Stored items
'''
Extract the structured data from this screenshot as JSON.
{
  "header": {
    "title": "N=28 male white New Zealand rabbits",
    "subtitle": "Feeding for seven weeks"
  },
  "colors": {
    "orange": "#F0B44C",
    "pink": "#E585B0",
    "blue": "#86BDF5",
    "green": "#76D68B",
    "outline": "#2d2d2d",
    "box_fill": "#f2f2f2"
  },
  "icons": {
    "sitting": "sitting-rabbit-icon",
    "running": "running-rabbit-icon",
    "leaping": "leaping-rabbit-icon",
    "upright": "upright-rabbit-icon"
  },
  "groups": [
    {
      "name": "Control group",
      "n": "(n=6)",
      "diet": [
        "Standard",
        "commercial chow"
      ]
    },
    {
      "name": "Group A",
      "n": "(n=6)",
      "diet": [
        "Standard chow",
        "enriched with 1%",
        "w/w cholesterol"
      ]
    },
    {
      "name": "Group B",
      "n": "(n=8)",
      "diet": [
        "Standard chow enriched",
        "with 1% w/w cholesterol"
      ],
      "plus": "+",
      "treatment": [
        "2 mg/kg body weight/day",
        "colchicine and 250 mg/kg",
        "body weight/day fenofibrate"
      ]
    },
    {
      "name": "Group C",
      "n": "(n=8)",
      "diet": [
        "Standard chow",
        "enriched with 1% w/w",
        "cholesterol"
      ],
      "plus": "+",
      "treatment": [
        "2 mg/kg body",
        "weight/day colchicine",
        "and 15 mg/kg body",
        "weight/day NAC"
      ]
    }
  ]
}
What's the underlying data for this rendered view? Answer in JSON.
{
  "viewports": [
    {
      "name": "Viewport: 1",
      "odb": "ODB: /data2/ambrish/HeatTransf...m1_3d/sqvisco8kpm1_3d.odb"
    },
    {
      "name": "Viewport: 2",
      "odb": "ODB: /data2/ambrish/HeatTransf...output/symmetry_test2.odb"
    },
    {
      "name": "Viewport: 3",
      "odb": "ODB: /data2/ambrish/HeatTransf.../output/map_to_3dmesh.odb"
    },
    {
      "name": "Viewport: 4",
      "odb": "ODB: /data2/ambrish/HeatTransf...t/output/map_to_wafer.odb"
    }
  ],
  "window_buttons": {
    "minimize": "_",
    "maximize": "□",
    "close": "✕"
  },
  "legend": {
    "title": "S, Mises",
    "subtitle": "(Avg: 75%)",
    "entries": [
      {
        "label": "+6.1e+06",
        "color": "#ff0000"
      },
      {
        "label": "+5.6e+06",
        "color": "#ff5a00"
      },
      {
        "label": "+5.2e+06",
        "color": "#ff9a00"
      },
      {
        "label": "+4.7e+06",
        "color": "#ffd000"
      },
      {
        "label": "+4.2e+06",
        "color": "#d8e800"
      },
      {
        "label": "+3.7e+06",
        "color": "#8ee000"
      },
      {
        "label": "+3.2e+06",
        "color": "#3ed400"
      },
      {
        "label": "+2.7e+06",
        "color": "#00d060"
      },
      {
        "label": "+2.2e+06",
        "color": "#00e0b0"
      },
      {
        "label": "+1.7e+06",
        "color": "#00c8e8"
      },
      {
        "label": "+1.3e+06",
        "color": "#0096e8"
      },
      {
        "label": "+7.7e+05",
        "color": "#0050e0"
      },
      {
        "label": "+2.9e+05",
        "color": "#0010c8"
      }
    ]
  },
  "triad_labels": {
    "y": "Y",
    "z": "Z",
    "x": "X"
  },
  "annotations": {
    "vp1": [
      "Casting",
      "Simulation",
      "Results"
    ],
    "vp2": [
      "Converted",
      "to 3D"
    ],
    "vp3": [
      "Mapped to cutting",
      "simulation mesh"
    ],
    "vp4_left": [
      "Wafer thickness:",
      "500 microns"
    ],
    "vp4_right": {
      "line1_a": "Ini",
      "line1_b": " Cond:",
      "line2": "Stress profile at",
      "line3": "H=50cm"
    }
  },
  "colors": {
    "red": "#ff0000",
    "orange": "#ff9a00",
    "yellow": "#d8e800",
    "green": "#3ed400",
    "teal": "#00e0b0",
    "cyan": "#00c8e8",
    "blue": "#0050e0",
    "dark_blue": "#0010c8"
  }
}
'''
Problem requirements: Quote every line of the data, word for word.

Solution below:
Extract the structured data from this screenshot as JSON.
{
  "header": {
    "title": "N=28 male white New Zealand rabbits",
    "subtitle": "Feeding for seven weeks"
  },
  "colors": {
    "orange": "#F0B44C",
    "pink": "#E585B0",
    "blue": "#86BDF5",
    "green": "#76D68B",
    "outline": "#2d2d2d",
    "box_fill": "#f2f2f2"
  },
  "icons": {
    "sitting": "sitting-rabbit-icon",
    "running": "running-rabbit-icon",
    "leaping": "leaping-rabbit-icon",
    "upright": "upright-rabbit-icon"
  },
  "groups": [
    {
      "name": "Control group",
      "n": "(n=6)",
      "diet": [
        "Standard",
        "commercial chow"
      ]
    },
    {
      "name": "Group A",
      "n": "(n=6)",
      "diet": [
        "Standard chow",
        "enriched with 1%",
        "w/w cholesterol"
      ]
    },
    {
      "name": "Group B",
      "n": "(n=8)",
      "diet": [
        "Standard chow enriched",
        "with 1% w/w cholesterol"
      ],
      "plus": "+",
      "treatment": [
        "2 mg/kg body weight/day",
        "colchicine and 250 mg/kg",
        "body weight/day fenofibrate"
      ]
    },
    {
      "name": "Group C",
      "n": "(n=8)",
      "diet": [
        "Standard chow",
        "enriched with 1% w/w",
        "cholesterol"
      ],
      "plus": "+",
      "treatment": [
        "2 mg/kg body",
        "weight/day colchicine",
        "and 15 mg/kg body",
        "weight/day NAC"
      ]
    }
  ]
}
What's the underlying data for this rendered view? Answer in JSON.
{
  "viewports": [
    {
      "name": "Viewport: 1",
      "odb": "ODB: /data2/ambrish/HeatTransf...m1_3d/sqvisco8kpm1_3d.odb"
    },
    {
      "name": "Viewport: 2",
      "odb": "ODB: /data2/ambrish/HeatTransf...output/symmetry_test2.odb"
    },
    {
      "name": "Viewport: 3",
      "odb": "ODB: /data2/ambrish/HeatTransf.../output/map_to_3dmesh.odb"
    },
    {
      "name": "Viewport: 4",
      "odb": "ODB: /data2/ambrish/HeatTransf...t/output/map_to_wafer.odb"
    }
  ],
  "window_buttons": {
    "minimize": "_",
    "maximize": "□",
    "close": "✕"
  },
  "legend": {
    "title": "S, Mises",
    "subtitle": "(Avg: 75%)",
    "entries": [
      {
        "label": "+6.1e+06",
        "color": "#ff0000"
      },
      {
        "label": "+5.6e+06",
        "color": "#ff5a00"
      },
      {
        "label": "+5.2e+06",
        "color": "#ff9a00"
      },
      {
        "label": "+4.7e+06",
        "color": "#ffd000"
      },
      {
        "label": "+4.2e+06",
        "color": "#d8e800"
      },
      {
        "label": "+3.7e+06",
        "color": "#8ee000"
      },
      {
        "label": "+3.2e+06",
        "color": "#3ed400"
      },
      {
        "label": "+2.7e+06",
        "color": "#00d060"
      },
      {
        "label": "+2.2e+06",
        "color": "#00e0b0"
      },
      {
        "label": "+1.7e+06",
        "color": "#00c8e8"
      },
      {
        "label": "+1.3e+06",
        "color": "#0096e8"
      },
      {
        "label": "+7.7e+05",
        "color": "#0050e0"
      },
      {
        "label": "+2.9e+05",
        "color": "#0010c8"
      }
    ]
  },
  "triad_labels": {
    "y": "Y",
    "z": "Z",
    "x": "X"
  },
  "annotations": {
    "vp1": [
      "Casting",
      "Simulation",
      "Results"
    ],
    "vp2": [
      "Converted",
      "to 3D"
    ],
    "vp3": [
      "Mapped to cutting",
      "simulation mesh"
    ],
    "vp4_left": [
      "Wafer thickness:",
      "500 microns"
    ],
    "vp4_right": {
      "line1_a": "Ini",
      "line1_b": " Cond:",
      "line2": "Stress profile at",
      "line3": "H=50cm"
    }
  },
  "colors": {
    "red": "#ff0000",
    "orange": "#ff9a00",
    "yellow": "#d8e800",
    "green": "#3ed400",
    "teal": "#00e0b0",
    "cyan": "#00c8e8",
    "blue": "#0050e0",
    "dark_blue": "#0010c8"
  }
}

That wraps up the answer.